— begin —
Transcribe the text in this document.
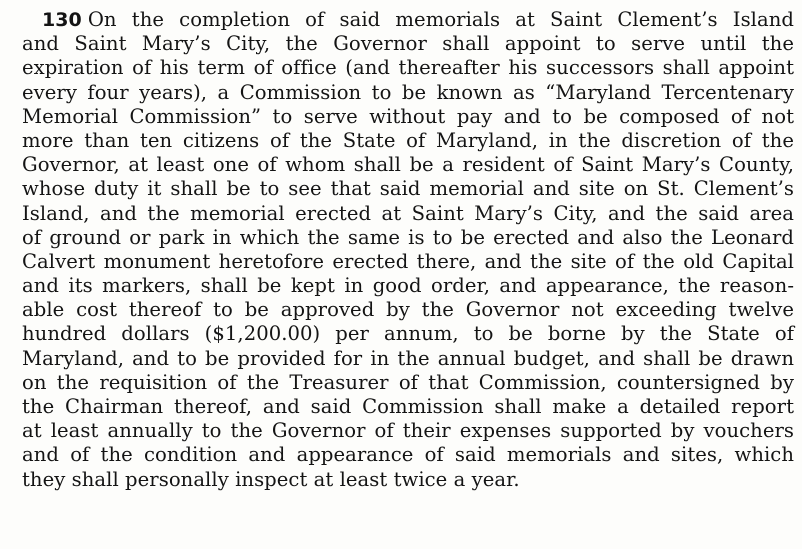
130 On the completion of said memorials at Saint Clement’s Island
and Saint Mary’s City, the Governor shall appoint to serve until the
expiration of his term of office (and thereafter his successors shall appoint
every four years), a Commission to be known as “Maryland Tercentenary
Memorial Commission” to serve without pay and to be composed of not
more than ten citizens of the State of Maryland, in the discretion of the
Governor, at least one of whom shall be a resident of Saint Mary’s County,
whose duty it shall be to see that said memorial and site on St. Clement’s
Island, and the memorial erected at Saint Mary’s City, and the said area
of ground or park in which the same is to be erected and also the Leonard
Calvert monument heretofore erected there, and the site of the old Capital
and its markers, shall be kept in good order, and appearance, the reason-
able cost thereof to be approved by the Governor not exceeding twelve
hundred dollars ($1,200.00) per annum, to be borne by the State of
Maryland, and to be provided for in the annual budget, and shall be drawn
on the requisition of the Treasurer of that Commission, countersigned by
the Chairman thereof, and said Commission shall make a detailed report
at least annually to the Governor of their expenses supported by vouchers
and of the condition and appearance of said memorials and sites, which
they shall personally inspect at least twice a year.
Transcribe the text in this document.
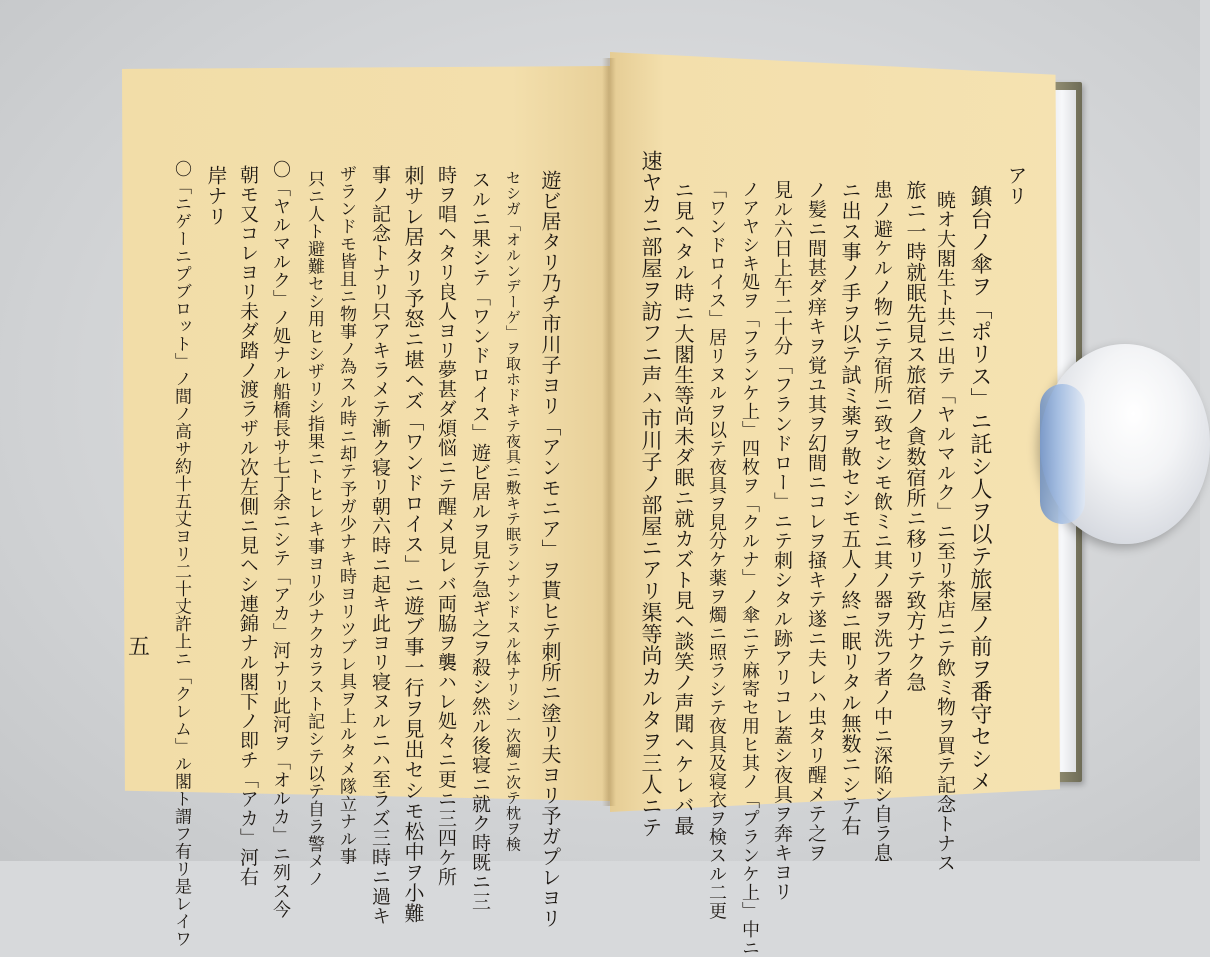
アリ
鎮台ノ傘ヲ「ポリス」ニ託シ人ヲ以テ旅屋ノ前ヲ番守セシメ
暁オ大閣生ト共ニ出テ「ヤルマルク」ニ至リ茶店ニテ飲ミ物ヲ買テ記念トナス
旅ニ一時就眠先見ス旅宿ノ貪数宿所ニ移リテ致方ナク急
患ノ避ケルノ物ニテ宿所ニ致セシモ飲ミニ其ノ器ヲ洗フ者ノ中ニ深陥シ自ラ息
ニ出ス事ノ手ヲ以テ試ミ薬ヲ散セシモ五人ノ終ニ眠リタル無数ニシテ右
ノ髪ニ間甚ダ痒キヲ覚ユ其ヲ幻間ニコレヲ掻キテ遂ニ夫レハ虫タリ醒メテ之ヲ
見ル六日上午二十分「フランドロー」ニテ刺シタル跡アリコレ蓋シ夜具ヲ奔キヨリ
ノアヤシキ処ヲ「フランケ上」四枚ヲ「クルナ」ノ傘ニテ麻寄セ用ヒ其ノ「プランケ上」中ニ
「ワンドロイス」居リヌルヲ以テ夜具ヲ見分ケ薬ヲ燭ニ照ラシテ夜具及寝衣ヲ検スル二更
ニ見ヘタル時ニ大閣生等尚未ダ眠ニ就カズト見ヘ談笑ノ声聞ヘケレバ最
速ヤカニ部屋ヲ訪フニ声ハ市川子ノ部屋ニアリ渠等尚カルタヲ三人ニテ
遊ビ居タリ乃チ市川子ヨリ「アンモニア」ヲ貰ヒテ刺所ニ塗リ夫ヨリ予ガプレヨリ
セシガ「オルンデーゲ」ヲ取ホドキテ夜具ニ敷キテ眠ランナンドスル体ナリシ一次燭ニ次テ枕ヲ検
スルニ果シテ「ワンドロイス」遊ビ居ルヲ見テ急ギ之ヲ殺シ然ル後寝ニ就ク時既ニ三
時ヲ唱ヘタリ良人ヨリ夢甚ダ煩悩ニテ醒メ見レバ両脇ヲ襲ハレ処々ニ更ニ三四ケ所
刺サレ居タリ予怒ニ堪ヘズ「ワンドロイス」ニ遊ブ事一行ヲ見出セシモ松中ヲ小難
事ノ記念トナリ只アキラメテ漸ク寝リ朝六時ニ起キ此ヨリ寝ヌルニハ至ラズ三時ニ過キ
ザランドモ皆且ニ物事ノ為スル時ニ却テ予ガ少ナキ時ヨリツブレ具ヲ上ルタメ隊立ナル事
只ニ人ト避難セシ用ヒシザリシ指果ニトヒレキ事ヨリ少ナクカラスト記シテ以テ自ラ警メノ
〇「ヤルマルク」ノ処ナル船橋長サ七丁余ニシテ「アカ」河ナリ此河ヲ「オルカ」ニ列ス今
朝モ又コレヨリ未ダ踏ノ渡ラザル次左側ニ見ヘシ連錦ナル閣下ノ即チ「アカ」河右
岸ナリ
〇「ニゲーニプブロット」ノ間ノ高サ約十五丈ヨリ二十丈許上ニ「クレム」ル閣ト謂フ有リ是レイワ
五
— end —
YOUR GOAL:
Reproduce every line above as written, skipping pictures.

RESPONSE BELOW:
Transcribe the text in this document.
130 On the completion of said memorials at Saint Clement’s Island
and Saint Mary’s City, the Governor shall appoint to serve until the
expiration of his term of office (and thereafter his successors shall appoint
every four years), a Commission to be known as “Maryland Tercentenary
Memorial Commission” to serve without pay and to be composed of not
more than ten citizens of the State of Maryland, in the discretion of the
Governor, at least one of whom shall be a resident of Saint Mary’s County,
whose duty it shall be to see that said memorial and site on St. Clement’s
Island, and the memorial erected at Saint Mary’s City, and the said area
of ground or park in which the same is to be erected and also the Leonard
Calvert monument heretofore erected there, and the site of the old Capital
and its markers, shall be kept in good order, and appearance, the reason-
able cost thereof to be approved by the Governor not exceeding twelve
hundred dollars ($1,200.00) per annum, to be borne by the State of
Maryland, and to be provided for in the annual budget, and shall be drawn
on the requisition of the Treasurer of that Commission, countersigned by
the Chairman thereof, and said Commission shall make a detailed report
at least annually to the Governor of their expenses supported by vouchers
and of the condition and appearance of said memorials and sites, which
they shall personally inspect at least twice a year.
Transcribe the text in this document.
アリ
鎮台ノ傘ヲ「ポリス」ニ託シ人ヲ以テ旅屋ノ前ヲ番守セシメ
暁オ大閣生ト共ニ出テ「ヤルマルク」ニ至リ茶店ニテ飲ミ物ヲ買テ記念トナス
旅ニ一時就眠先見ス旅宿ノ貪数宿所ニ移リテ致方ナク急
患ノ避ケルノ物ニテ宿所ニ致セシモ飲ミニ其ノ器ヲ洗フ者ノ中ニ深陥シ自ラ息
ニ出ス事ノ手ヲ以テ試ミ薬ヲ散セシモ五人ノ終ニ眠リタル無数ニシテ右
ノ髪ニ間甚ダ痒キヲ覚ユ其ヲ幻間ニコレヲ掻キテ遂ニ夫レハ虫タリ醒メテ之ヲ
見ル六日上午二十分「フランドロー」ニテ刺シタル跡アリコレ蓋シ夜具ヲ奔キヨリ
ノアヤシキ処ヲ「フランケ上」四枚ヲ「クルナ」ノ傘ニテ麻寄セ用ヒ其ノ「プランケ上」中ニ
「ワンドロイス」居リヌルヲ以テ夜具ヲ見分ケ薬ヲ燭ニ照ラシテ夜具及寝衣ヲ検スル二更
ニ見ヘタル時ニ大閣生等尚未ダ眠ニ就カズト見ヘ談笑ノ声聞ヘケレバ最
速ヤカニ部屋ヲ訪フニ声ハ市川子ノ部屋ニアリ渠等尚カルタヲ三人ニテ
遊ビ居タリ乃チ市川子ヨリ「アンモニア」ヲ貰ヒテ刺所ニ塗リ夫ヨリ予ガプレヨリ
セシガ「オルンデーゲ」ヲ取ホドキテ夜具ニ敷キテ眠ランナンドスル体ナリシ一次燭ニ次テ枕ヲ検
スルニ果シテ「ワンドロイス」遊ビ居ルヲ見テ急ギ之ヲ殺シ然ル後寝ニ就ク時既ニ三
時ヲ唱ヘタリ良人ヨリ夢甚ダ煩悩ニテ醒メ見レバ両脇ヲ襲ハレ処々ニ更ニ三四ケ所
刺サレ居タリ予怒ニ堪ヘズ「ワンドロイス」ニ遊ブ事一行ヲ見出セシモ松中ヲ小難
事ノ記念トナリ只アキラメテ漸ク寝リ朝六時ニ起キ此ヨリ寝ヌルニハ至ラズ三時ニ過キ
ザランドモ皆且ニ物事ノ為スル時ニ却テ予ガ少ナキ時ヨリツブレ具ヲ上ルタメ隊立ナル事
只ニ人ト避難セシ用ヒシザリシ指果ニトヒレキ事ヨリ少ナクカラスト記シテ以テ自ラ警メノ
〇「ヤルマルク」ノ処ナル船橋長サ七丁余ニシテ「アカ」河ナリ此河ヲ「オルカ」ニ列ス今
朝モ又コレヨリ未ダ踏ノ渡ラザル次左側ニ見ヘシ連錦ナル閣下ノ即チ「アカ」河右
岸ナリ
〇「ニゲーニプブロット」ノ間ノ高サ約十五丈ヨリ二十丈許上ニ「クレム」ル閣ト謂フ有リ是レイワ
五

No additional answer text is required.